• **Given data**
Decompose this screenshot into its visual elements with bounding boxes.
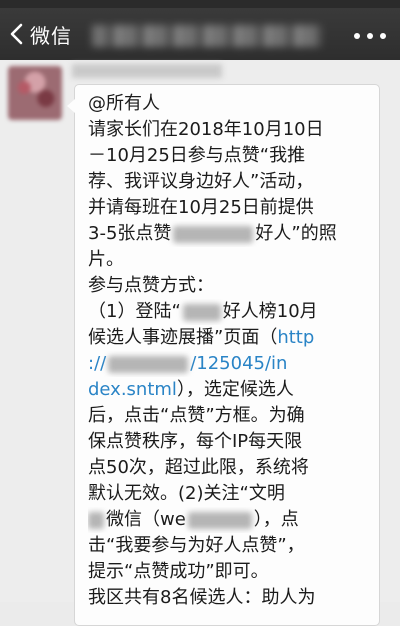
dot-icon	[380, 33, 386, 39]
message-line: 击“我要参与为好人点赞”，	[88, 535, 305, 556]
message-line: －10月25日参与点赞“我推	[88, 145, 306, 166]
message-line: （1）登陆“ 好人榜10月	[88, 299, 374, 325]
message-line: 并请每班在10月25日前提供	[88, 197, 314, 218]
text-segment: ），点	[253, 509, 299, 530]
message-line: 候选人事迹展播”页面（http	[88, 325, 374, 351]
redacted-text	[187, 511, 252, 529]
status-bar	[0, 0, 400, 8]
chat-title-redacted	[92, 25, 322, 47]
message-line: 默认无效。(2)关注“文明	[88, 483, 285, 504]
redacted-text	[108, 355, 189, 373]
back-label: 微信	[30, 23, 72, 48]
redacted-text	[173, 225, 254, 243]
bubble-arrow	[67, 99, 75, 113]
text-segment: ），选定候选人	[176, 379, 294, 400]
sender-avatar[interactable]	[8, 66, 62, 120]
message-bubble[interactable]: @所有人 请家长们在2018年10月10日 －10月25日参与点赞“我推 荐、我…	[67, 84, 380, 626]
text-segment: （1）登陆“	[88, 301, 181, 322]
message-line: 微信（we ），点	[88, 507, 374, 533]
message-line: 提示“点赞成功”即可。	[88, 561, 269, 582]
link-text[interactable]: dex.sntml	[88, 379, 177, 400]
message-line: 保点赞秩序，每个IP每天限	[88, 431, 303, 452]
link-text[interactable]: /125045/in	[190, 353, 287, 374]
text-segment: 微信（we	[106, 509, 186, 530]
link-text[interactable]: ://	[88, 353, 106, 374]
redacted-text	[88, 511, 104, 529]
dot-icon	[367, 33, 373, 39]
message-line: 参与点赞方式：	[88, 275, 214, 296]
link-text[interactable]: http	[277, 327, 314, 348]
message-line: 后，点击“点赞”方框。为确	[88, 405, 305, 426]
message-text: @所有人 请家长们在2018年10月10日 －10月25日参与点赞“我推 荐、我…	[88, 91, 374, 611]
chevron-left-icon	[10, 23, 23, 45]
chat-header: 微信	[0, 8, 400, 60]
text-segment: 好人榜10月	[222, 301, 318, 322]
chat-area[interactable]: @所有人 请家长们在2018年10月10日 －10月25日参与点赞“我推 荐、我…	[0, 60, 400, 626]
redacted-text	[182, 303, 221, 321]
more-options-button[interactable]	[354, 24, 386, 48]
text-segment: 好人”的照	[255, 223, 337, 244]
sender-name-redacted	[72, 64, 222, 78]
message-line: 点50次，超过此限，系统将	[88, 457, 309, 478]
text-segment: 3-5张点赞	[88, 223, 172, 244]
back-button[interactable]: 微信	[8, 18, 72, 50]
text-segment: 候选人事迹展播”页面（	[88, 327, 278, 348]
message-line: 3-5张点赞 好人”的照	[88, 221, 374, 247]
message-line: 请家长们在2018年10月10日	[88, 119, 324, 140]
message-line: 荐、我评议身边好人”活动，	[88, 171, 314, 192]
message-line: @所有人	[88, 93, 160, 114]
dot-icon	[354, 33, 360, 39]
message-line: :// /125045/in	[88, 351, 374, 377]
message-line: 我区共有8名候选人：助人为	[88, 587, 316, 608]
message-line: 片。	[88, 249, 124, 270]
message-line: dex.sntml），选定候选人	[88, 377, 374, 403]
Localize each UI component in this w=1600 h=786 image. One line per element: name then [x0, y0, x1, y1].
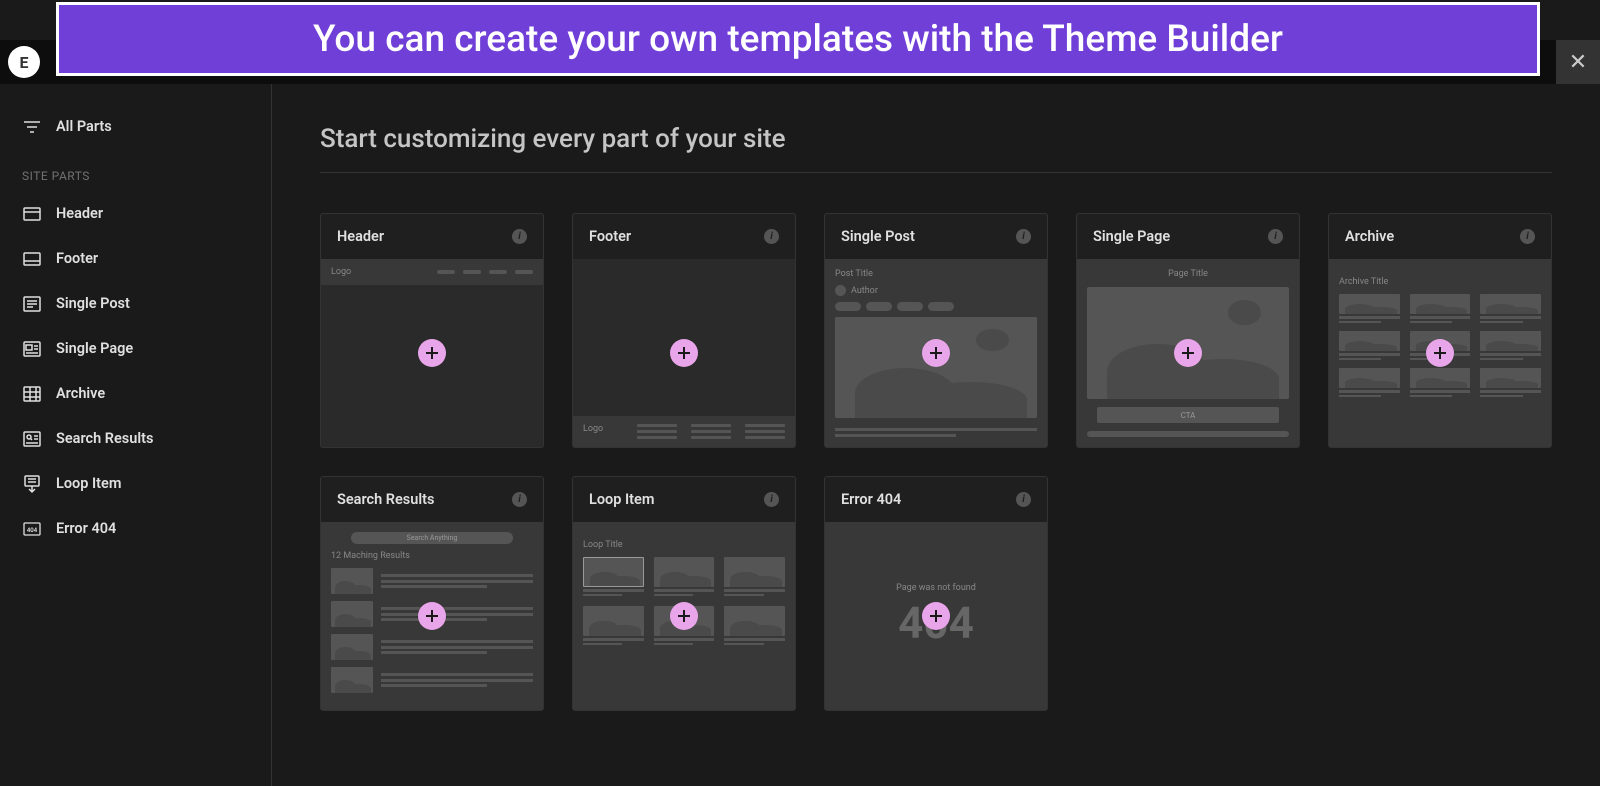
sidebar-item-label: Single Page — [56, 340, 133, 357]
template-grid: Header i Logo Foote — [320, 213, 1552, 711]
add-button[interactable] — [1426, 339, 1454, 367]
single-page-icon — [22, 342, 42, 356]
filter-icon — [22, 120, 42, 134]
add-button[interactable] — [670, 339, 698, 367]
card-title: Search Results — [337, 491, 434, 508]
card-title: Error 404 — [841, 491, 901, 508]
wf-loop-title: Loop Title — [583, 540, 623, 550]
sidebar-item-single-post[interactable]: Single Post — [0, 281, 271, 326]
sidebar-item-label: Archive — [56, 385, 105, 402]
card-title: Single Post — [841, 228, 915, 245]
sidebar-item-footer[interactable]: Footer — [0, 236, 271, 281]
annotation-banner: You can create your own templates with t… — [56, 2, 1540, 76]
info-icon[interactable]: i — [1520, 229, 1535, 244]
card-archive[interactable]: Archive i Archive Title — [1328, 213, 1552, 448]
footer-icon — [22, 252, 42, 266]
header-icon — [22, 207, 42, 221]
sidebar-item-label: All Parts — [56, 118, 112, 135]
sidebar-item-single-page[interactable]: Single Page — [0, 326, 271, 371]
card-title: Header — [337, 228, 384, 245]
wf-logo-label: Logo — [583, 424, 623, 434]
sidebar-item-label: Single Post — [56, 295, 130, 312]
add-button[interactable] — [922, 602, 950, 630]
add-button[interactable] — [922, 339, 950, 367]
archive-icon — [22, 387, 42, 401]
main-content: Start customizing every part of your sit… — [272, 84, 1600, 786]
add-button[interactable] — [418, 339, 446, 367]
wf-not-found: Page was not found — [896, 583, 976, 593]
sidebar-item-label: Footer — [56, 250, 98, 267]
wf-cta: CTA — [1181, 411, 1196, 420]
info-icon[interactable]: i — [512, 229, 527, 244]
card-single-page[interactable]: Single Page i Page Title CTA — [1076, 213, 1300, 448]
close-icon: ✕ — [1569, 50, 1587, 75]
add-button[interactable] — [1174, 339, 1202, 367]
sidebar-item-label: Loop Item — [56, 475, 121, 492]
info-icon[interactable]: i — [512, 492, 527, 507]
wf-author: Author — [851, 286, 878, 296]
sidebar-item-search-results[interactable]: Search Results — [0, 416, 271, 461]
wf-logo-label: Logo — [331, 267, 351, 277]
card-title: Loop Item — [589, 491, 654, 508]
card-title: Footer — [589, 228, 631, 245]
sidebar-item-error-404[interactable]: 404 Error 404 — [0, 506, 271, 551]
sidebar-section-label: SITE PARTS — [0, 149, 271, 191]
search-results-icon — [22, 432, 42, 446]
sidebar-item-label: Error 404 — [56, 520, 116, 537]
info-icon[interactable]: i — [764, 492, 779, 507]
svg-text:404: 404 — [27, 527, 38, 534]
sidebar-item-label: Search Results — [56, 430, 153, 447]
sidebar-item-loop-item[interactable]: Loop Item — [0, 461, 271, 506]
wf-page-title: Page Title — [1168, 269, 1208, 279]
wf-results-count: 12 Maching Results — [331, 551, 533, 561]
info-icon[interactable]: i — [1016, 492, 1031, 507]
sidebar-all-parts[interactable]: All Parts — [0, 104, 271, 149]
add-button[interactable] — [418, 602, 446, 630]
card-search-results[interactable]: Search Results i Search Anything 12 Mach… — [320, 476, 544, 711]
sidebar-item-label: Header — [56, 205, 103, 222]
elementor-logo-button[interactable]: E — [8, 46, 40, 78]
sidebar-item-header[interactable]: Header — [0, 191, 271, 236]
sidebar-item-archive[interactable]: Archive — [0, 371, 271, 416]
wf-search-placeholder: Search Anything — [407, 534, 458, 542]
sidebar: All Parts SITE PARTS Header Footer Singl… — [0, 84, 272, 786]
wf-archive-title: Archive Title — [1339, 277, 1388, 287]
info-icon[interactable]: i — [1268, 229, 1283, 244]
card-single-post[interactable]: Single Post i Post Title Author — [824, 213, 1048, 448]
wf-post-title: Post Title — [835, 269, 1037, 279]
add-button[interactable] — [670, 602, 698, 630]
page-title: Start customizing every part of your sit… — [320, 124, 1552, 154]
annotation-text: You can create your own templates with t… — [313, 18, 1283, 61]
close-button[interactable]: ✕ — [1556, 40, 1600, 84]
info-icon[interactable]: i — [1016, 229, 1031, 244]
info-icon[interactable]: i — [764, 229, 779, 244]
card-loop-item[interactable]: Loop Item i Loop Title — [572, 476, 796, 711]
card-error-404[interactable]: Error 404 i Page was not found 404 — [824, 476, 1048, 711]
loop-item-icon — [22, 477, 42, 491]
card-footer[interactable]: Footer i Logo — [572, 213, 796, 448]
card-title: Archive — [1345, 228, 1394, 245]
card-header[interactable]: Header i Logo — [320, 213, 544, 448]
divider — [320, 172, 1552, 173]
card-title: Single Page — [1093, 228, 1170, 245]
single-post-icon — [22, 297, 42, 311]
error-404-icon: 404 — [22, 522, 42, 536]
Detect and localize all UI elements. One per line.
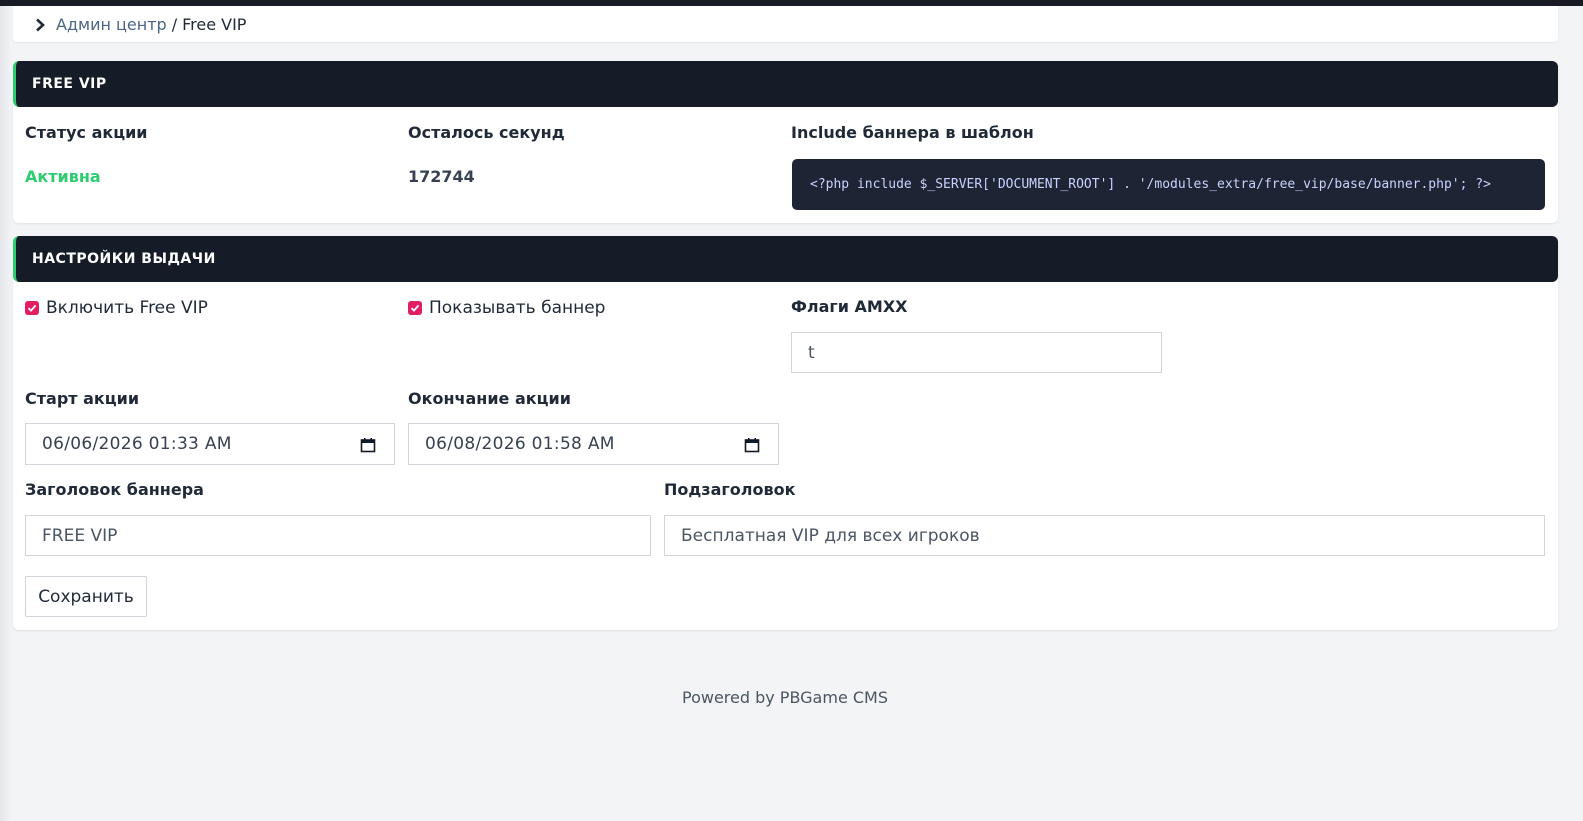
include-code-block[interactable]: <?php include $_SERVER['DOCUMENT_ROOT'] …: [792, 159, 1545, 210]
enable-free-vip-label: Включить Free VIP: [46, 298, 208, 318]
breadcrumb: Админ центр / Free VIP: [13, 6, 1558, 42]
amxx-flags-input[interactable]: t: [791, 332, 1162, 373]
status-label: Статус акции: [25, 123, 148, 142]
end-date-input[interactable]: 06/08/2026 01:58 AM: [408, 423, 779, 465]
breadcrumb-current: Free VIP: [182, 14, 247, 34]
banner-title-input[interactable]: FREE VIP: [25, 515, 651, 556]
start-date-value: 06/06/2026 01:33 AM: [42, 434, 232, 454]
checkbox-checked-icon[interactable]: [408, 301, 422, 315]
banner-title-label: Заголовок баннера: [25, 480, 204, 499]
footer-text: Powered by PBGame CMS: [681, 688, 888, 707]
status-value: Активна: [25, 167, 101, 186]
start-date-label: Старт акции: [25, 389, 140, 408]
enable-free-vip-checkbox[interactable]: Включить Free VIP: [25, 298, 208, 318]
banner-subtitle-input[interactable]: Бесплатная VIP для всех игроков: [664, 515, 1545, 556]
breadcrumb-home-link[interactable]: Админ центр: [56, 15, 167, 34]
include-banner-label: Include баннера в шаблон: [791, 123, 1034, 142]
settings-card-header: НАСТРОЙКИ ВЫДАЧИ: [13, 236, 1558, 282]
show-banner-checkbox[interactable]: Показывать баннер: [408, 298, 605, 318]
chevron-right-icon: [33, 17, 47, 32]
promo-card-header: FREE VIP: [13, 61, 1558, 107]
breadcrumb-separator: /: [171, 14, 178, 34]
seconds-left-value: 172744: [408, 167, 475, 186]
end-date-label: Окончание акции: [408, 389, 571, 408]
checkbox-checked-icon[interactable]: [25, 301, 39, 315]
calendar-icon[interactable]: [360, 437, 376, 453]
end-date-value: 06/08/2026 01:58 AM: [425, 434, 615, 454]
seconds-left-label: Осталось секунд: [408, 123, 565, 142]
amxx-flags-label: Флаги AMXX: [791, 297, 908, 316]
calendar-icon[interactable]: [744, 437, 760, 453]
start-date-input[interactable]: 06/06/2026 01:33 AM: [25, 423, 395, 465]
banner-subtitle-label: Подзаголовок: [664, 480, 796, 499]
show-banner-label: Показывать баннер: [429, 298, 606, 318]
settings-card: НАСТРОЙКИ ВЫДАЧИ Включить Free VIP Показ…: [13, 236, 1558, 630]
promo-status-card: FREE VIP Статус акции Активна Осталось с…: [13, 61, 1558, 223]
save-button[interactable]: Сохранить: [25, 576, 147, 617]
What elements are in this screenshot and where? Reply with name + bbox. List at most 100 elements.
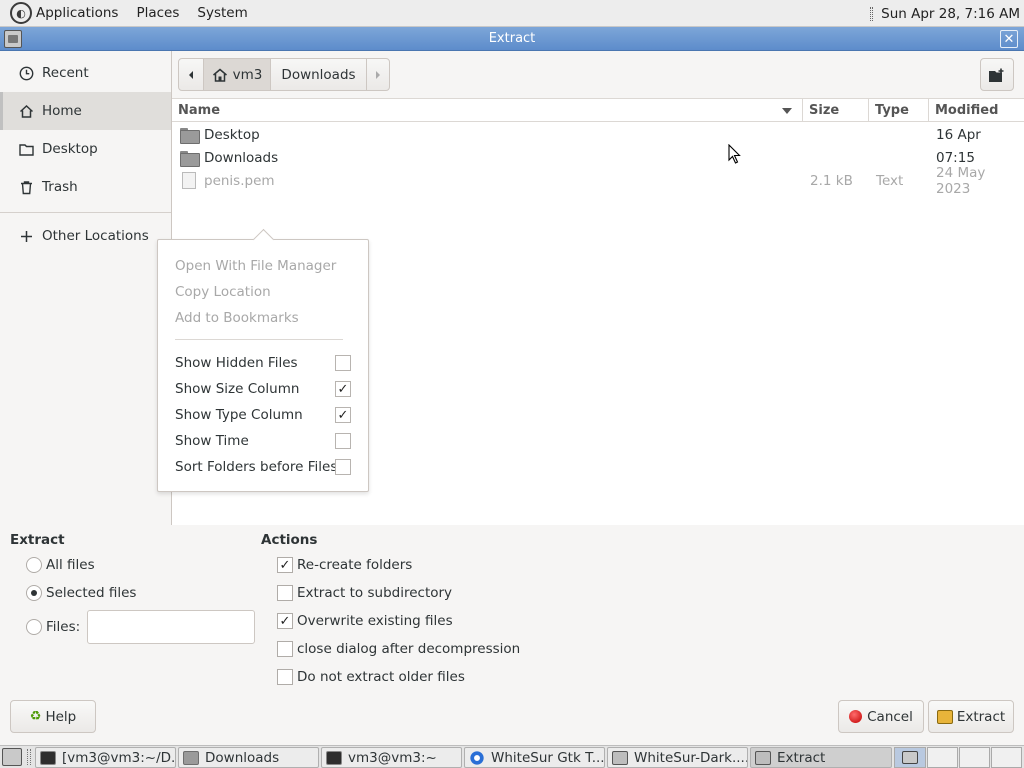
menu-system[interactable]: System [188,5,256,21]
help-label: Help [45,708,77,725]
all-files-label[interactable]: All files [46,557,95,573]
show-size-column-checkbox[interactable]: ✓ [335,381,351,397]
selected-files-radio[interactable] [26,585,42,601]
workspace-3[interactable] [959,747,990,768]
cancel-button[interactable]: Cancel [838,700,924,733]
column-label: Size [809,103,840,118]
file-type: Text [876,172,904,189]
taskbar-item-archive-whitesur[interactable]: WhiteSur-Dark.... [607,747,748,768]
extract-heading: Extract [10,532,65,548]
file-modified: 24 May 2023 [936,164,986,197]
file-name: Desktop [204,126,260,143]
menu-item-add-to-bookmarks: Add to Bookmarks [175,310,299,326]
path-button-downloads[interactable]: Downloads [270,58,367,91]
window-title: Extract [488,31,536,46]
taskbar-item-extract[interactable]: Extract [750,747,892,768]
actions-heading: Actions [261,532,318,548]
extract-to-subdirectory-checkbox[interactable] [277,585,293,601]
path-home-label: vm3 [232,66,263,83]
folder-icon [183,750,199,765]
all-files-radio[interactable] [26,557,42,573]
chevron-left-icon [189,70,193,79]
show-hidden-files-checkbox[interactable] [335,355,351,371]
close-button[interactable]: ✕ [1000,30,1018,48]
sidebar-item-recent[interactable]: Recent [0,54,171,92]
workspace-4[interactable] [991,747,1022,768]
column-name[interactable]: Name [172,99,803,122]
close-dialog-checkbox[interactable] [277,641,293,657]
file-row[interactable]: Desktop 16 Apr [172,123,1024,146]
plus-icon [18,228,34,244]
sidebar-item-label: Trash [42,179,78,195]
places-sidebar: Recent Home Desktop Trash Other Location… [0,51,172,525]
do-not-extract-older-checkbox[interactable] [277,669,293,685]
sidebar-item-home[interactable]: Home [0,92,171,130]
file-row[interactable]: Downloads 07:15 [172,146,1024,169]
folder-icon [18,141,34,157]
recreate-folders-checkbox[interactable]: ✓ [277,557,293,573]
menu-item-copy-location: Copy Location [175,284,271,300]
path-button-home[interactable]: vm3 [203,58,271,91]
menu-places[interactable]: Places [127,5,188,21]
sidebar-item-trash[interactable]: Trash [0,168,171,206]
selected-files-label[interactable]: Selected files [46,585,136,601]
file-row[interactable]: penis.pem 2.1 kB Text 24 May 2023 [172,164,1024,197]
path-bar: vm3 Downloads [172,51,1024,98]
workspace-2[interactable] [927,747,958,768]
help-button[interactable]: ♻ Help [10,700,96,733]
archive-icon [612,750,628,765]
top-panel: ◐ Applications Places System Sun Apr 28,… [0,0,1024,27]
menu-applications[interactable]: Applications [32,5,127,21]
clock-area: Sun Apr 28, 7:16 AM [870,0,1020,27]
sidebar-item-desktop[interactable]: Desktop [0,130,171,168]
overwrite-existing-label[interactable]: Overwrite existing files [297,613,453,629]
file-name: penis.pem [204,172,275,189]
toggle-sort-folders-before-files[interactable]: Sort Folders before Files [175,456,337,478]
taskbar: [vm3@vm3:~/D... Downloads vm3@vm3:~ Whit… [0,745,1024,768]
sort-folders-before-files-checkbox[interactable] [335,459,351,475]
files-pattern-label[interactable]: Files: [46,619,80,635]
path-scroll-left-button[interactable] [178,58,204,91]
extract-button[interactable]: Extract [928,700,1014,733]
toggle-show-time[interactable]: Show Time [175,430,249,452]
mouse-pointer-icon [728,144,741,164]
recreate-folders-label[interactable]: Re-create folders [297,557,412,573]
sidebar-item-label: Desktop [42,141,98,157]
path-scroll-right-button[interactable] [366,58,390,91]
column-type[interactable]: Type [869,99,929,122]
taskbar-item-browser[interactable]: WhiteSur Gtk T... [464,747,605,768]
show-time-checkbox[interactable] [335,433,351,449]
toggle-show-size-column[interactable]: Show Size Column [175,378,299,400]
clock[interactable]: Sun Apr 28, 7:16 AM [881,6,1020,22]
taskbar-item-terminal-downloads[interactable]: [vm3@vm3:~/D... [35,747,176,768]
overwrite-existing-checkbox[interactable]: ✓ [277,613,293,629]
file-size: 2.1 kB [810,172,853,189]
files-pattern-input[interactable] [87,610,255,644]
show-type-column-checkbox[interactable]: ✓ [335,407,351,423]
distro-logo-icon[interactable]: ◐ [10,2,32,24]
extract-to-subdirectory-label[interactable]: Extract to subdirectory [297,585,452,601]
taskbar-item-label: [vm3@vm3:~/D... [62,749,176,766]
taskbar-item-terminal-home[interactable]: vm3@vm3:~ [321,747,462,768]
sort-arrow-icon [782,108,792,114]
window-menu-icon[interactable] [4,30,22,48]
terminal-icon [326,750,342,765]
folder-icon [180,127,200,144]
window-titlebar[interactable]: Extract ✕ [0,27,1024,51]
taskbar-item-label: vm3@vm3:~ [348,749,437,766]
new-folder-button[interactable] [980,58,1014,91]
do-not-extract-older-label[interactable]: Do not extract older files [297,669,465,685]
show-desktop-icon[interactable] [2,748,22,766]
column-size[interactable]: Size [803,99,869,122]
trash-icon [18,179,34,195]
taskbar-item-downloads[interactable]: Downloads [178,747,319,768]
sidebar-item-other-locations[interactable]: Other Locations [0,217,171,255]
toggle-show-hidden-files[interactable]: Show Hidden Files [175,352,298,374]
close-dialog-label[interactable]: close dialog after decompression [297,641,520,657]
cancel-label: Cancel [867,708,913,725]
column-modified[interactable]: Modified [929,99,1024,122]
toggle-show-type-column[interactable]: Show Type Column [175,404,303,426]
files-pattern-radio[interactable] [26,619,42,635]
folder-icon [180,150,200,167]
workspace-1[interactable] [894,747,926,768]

• **Short exercise**
Can you recast the lines as a Markdown table with a Row column for the row number and a Line column for the line itself, starting with the line containing "menu-system[interactable]: System [188,5,256,21]" and going on through the line containing "menu-item-add-to-bookmarks: Add to", leaving out any blank lines?

• **Written answer**
| Row | Line |
|---|---|
| 1 | menu-system[interactable]: System [188,5,256,21] |
| 2 | help-label: Help [45,708,77,725] |
| 3 | all-files-label[interactable]: All files [46,557,95,573] |
| 4 | show-size-column-checkbox[interactable]: ✓ [335,381,351,397] |
| 5 | selected-files-radio[interactable] [26,585,42,601] |
| 6 | workspace-3[interactable] [959,747,990,768] |
| 7 | cancel-button[interactable]: Cancel [838,700,924,733] |
| 8 | column-label: Size [809,103,840,118] |
| 9 | file-type: Text [876,172,904,189] |
| 10 | taskbar-item-archive-whitesur[interactable]: WhiteSur-Dark.... [607,747,748,768] |
| 11 | extract-heading: Extract [10,532,65,548] |
| 12 | file-modified: 24 May 2023 [936,164,986,197] |
| 13 | file-name: Desktop [204,126,260,143] |
| 14 | menu-item-add-to-bookmarks: Add to Bookmarks [175,310,299,326] |